Exercise goal: Search the listing for "Переходы" and copy every line where it appears.

Input rows:
□ □ □ □ □ □ □

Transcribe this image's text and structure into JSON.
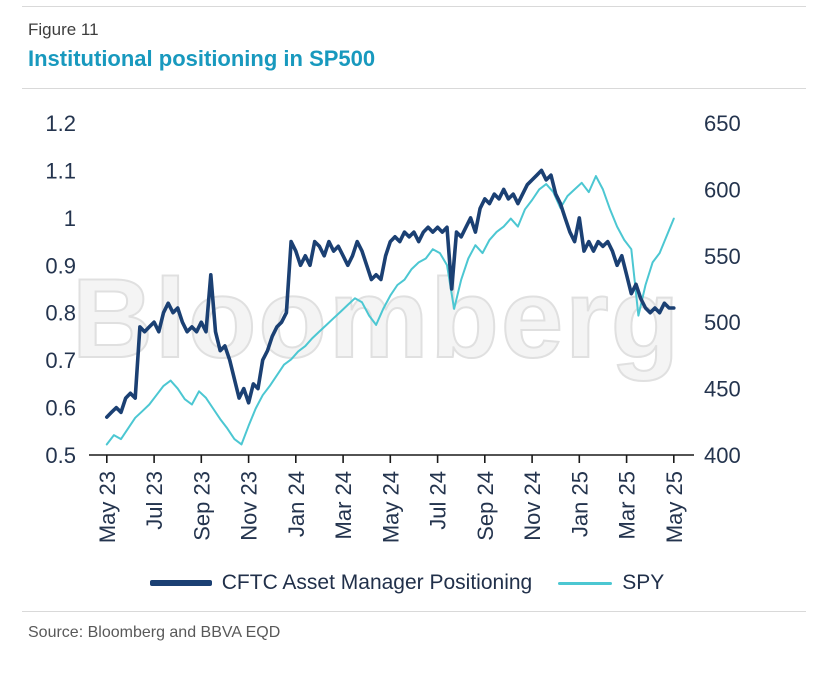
{
  "figure": {
    "label": "Figure 11",
    "title": "Institutional positioning in SP500"
  },
  "watermark": "Bloomberg",
  "source": {
    "text": "Source: Bloomberg and BBVA EQD"
  },
  "colors": {
    "title": "#1899be",
    "cftc_line": "#1b4073",
    "spy_line": "#4cc7d2",
    "axis_text": "#24344e",
    "axis_line": "#1a1a1a"
  },
  "chart_data": {
    "type": "line",
    "title": "Institutional positioning in SP500",
    "grid": false,
    "legend_position": "bottom",
    "x_axis": {
      "unit": "months since May 2023",
      "range": [
        -0.5,
        24.6
      ],
      "tick_positions": [
        0,
        2,
        4,
        6,
        8,
        10,
        12,
        14,
        16,
        18,
        20,
        22,
        24
      ],
      "tick_labels": [
        "May 23",
        "Jul 23",
        "Sep 23",
        "Nov 23",
        "Jan 24",
        "Mar 24",
        "May 24",
        "Jul 24",
        "Sep 24",
        "Nov 24",
        "Jan 25",
        "Mar 25",
        "May 25"
      ]
    },
    "left_axis": {
      "range": [
        0.5,
        1.2
      ],
      "tick_values": [
        0.5,
        0.6,
        0.7,
        0.8,
        0.9,
        1.0,
        1.1,
        1.2
      ],
      "tick_labels": [
        "0.5",
        "0.6",
        "0.7",
        "0.8",
        "0.9",
        "1",
        "1.1",
        "1.2"
      ]
    },
    "right_axis": {
      "range": [
        400,
        650
      ],
      "tick_values": [
        400,
        450,
        500,
        550,
        600,
        650
      ],
      "tick_labels": [
        "400",
        "450",
        "500",
        "550",
        "600",
        "650"
      ]
    },
    "series": [
      {
        "name": "CFTC Asset Manager Positioning",
        "axis": "left",
        "color": "#1b4073",
        "line_width": 3.6,
        "x_start": 0,
        "x_step": 0.2,
        "values": [
          0.58,
          0.59,
          0.6,
          0.59,
          0.62,
          0.63,
          0.62,
          0.77,
          0.76,
          0.77,
          0.78,
          0.76,
          0.8,
          0.82,
          0.8,
          0.81,
          0.78,
          0.76,
          0.77,
          0.76,
          0.78,
          0.76,
          0.88,
          0.76,
          0.72,
          0.73,
          0.7,
          0.66,
          0.62,
          0.64,
          0.61,
          0.65,
          0.64,
          0.7,
          0.72,
          0.75,
          0.77,
          0.78,
          0.8,
          0.95,
          0.93,
          0.9,
          0.92,
          0.9,
          0.95,
          0.94,
          0.92,
          0.95,
          0.93,
          0.94,
          0.92,
          0.9,
          0.92,
          0.95,
          0.93,
          0.9,
          0.87,
          0.88,
          0.87,
          0.92,
          0.95,
          0.96,
          0.95,
          0.97,
          0.96,
          0.97,
          0.95,
          0.97,
          0.98,
          0.97,
          0.98,
          0.97,
          0.98,
          0.85,
          0.97,
          0.96,
          0.98,
          1.0,
          0.97,
          1.02,
          1.04,
          1.03,
          1.05,
          1.04,
          1.06,
          1.04,
          1.05,
          1.03,
          1.05,
          1.07,
          1.08,
          1.09,
          1.1,
          1.08,
          1.09,
          1.05,
          1.03,
          1.0,
          0.97,
          0.95,
          1.0,
          0.93,
          0.95,
          0.93,
          0.95,
          0.94,
          0.95,
          0.93,
          0.9,
          0.92,
          0.88,
          0.84,
          0.86,
          0.83,
          0.81,
          0.8,
          0.81,
          0.8,
          0.82,
          0.81,
          0.81
        ]
      },
      {
        "name": "SPY",
        "axis": "right",
        "color": "#4cc7d2",
        "line_width": 2,
        "x_start": 0,
        "x_step": 0.3,
        "values": [
          408,
          415,
          412,
          420,
          428,
          433,
          438,
          445,
          452,
          456,
          450,
          442,
          438,
          448,
          443,
          435,
          427,
          420,
          412,
          408,
          422,
          435,
          445,
          452,
          460,
          468,
          472,
          478,
          482,
          488,
          493,
          498,
          503,
          508,
          513,
          518,
          515,
          505,
          498,
          510,
          520,
          528,
          532,
          540,
          545,
          548,
          555,
          552,
          543,
          510,
          532,
          548,
          558,
          552,
          562,
          568,
          572,
          578,
          572,
          585,
          592,
          600,
          604,
          598,
          586,
          595,
          600,
          605,
          598,
          610,
          600,
          585,
          572,
          562,
          555,
          505,
          528,
          545,
          552,
          565,
          578
        ]
      }
    ]
  }
}
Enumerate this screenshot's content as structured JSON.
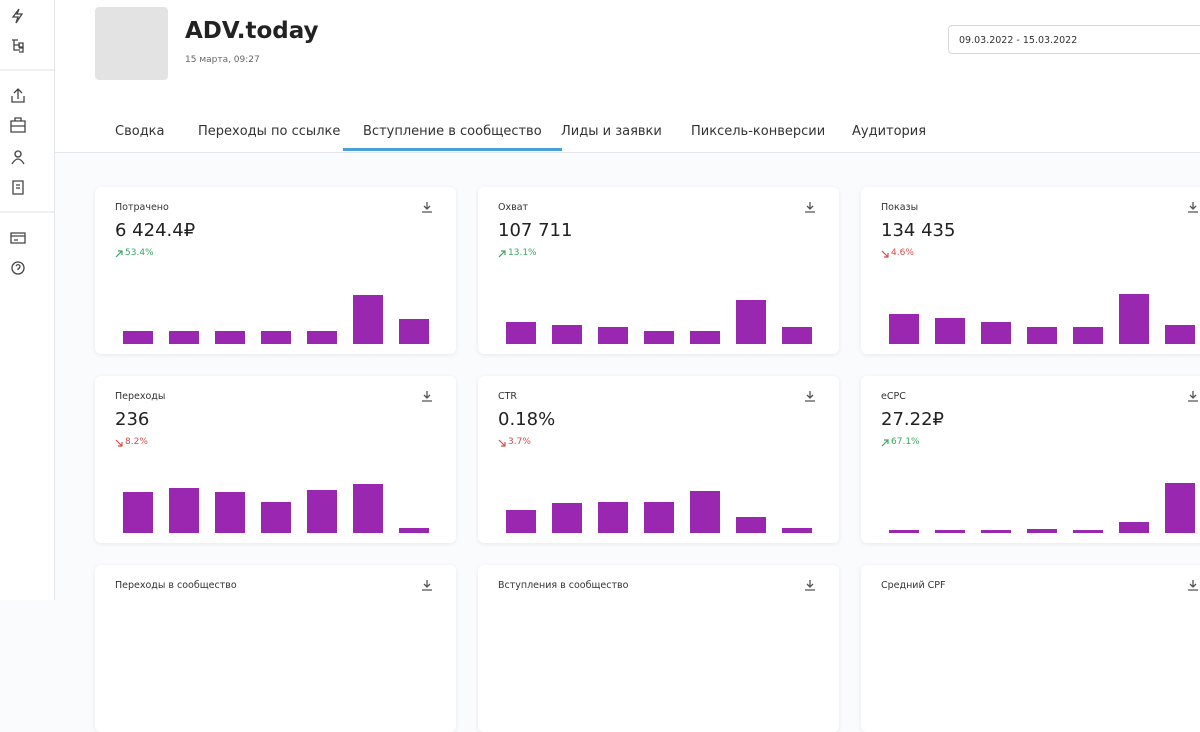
{
  "header": {
    "title": "ADV.today",
    "subtitle": "15 марта, 09:27",
    "date_range": "09.03.2022 - 15.03.2022"
  },
  "tabs": [
    "Сводка",
    "Переходы по ссылке",
    "Вступление в сообщество",
    "Лиды и заявки",
    "Пиксель-конверсии",
    "Аудитория"
  ],
  "active_tab": 2,
  "cards": [
    {
      "title": "Потрачено",
      "value": "6 424.4₽",
      "change": "53.4%",
      "trend": "up",
      "bars": [
        13,
        13,
        13,
        13,
        13,
        49,
        25
      ]
    },
    {
      "title": "Охват",
      "value": "107 711",
      "change": "13.1%",
      "trend": "up",
      "bars": [
        22,
        19,
        17,
        13,
        13,
        44,
        17
      ]
    },
    {
      "title": "Показы",
      "value": "134 435",
      "change": "4.6%",
      "trend": "down",
      "bars": [
        30,
        26,
        22,
        17,
        17,
        50,
        19
      ]
    },
    {
      "title": "Переходы",
      "value": "236",
      "change": "8.2%",
      "trend": "down",
      "bars": [
        41,
        45,
        41,
        31,
        43,
        49,
        5
      ]
    },
    {
      "title": "CTR",
      "value": "0.18%",
      "change": "3.7%",
      "trend": "down",
      "bars": [
        23,
        30,
        31,
        31,
        42,
        16,
        5
      ]
    },
    {
      "title": "eCPC",
      "value": "27.22₽",
      "change": "67.1%",
      "trend": "up",
      "bars": [
        3,
        3,
        3,
        4,
        3,
        11,
        50
      ]
    },
    {
      "title": "Переходы в сообщество"
    },
    {
      "title": "Вступления в сообщество"
    },
    {
      "title": "Средний CPF"
    }
  ]
}
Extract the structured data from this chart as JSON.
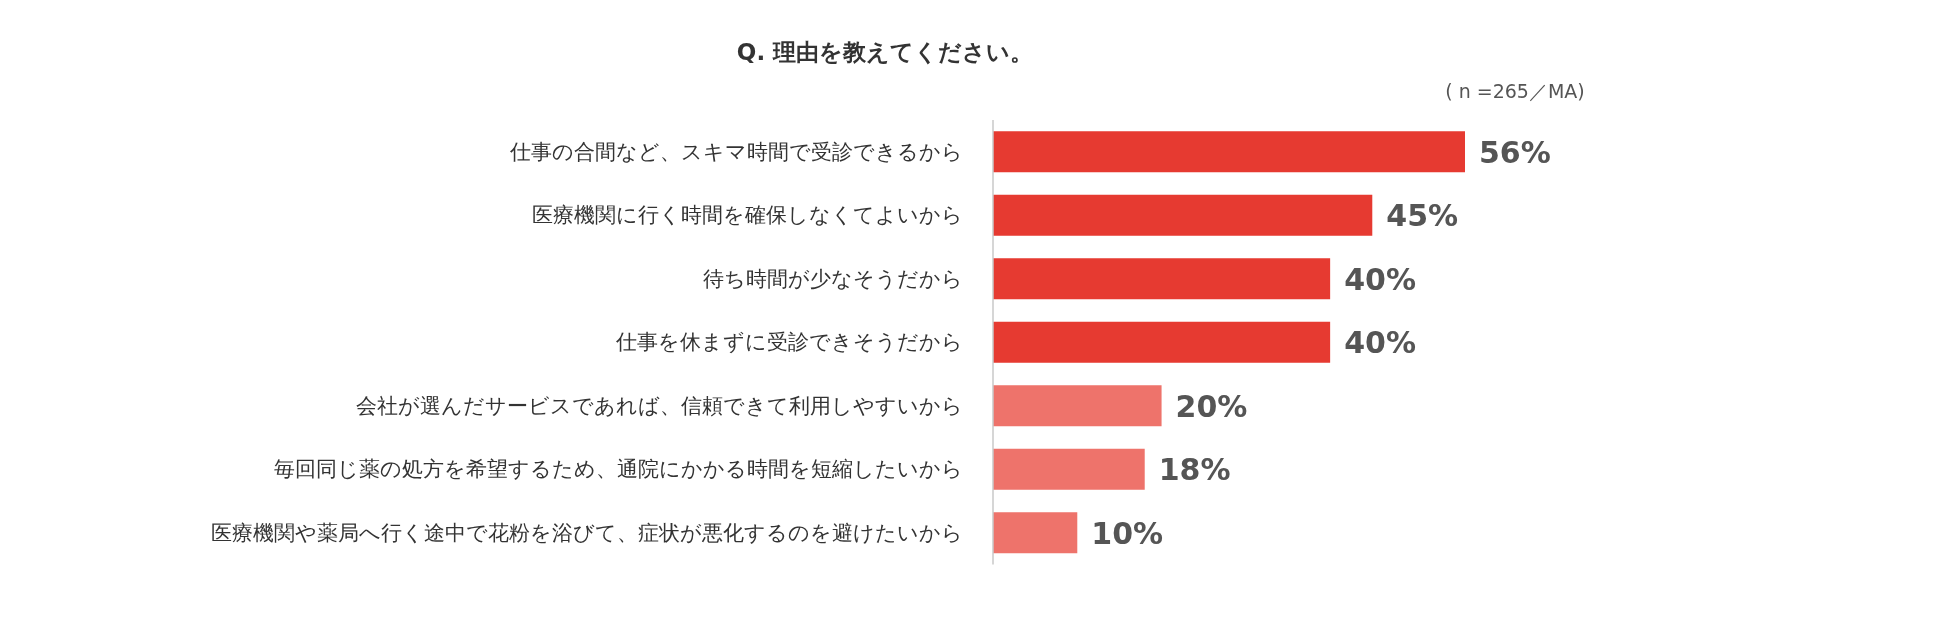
{
  "chart_data": {
    "type": "bar",
    "orientation": "horizontal",
    "title": "Q. 理由を教えてください。",
    "annotations": [
      "( n =265／MA)"
    ],
    "categories": [
      "仕事の合間など、スキマ時間で受診できるから",
      "医療機関に行く時間を確保しなくてよいから",
      "待ち時間が少なそうだから",
      "仕事を休まずに受診できそうだから",
      "会社が選んだサービスであれば、信頼できて利用しやすいから",
      "毎回同じ薬の処方を希望するため、通院にかかる時間を短縮したいから",
      "医療機関や薬局へ行く途中で花粉を浴びて、症状が悪化するのを避けたいから"
    ],
    "values": [
      56,
      45,
      40,
      40,
      20,
      18,
      10
    ],
    "value_labels": [
      "56%",
      "45%",
      "40%",
      "40%",
      "20%",
      "18%",
      "10%"
    ],
    "colors": [
      "#e63a31",
      "#e63a31",
      "#e63a31",
      "#e63a31",
      "#ee736b",
      "#ee736b",
      "#ee736b"
    ]
  }
}
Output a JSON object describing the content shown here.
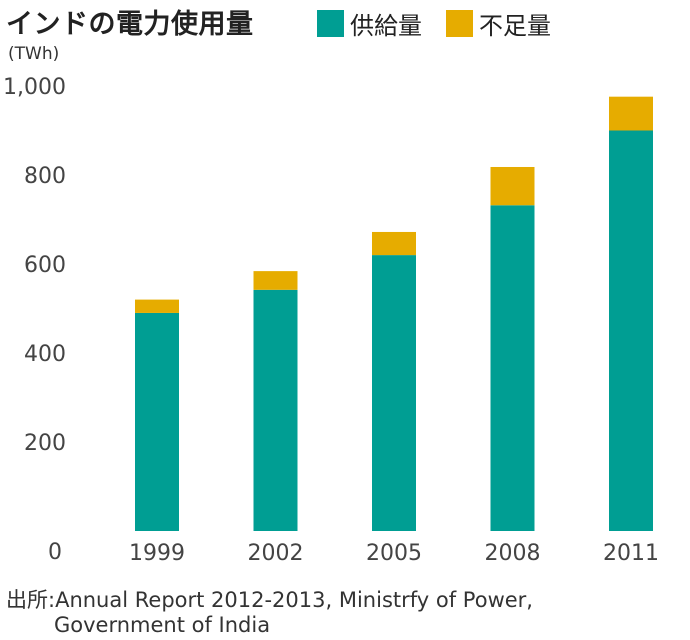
{
  "title": "インドの電力使用量",
  "unit_label": "(TWh)",
  "legend": [
    {
      "label": "供給量",
      "color": "#009e93"
    },
    {
      "label": "不足量",
      "color": "#e6ac00"
    }
  ],
  "source": {
    "line1": "出所:Annual Report 2012-2013, Ministrfy of Power,",
    "line2": "Government of India"
  },
  "chart_data": {
    "type": "bar",
    "stacked": true,
    "categories": [
      "1999",
      "2002",
      "2005",
      "2008",
      "2011"
    ],
    "series": [
      {
        "name": "供給量",
        "color": "#009e93",
        "values": [
          490,
          542,
          620,
          732,
          900
        ]
      },
      {
        "name": "不足量",
        "color": "#e6ac00",
        "values": [
          30,
          42,
          52,
          86,
          76
        ]
      }
    ],
    "y_ticks": [
      "0",
      "200",
      "400",
      "600",
      "800",
      "1,000"
    ],
    "ylim": [
      0,
      1000
    ],
    "grid": false
  }
}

□ □ □ □ □ □ □

Answer in full:
    "Переходы по ссылке",
      "title": "Переходы",
      "title": "Переходы в сообщество"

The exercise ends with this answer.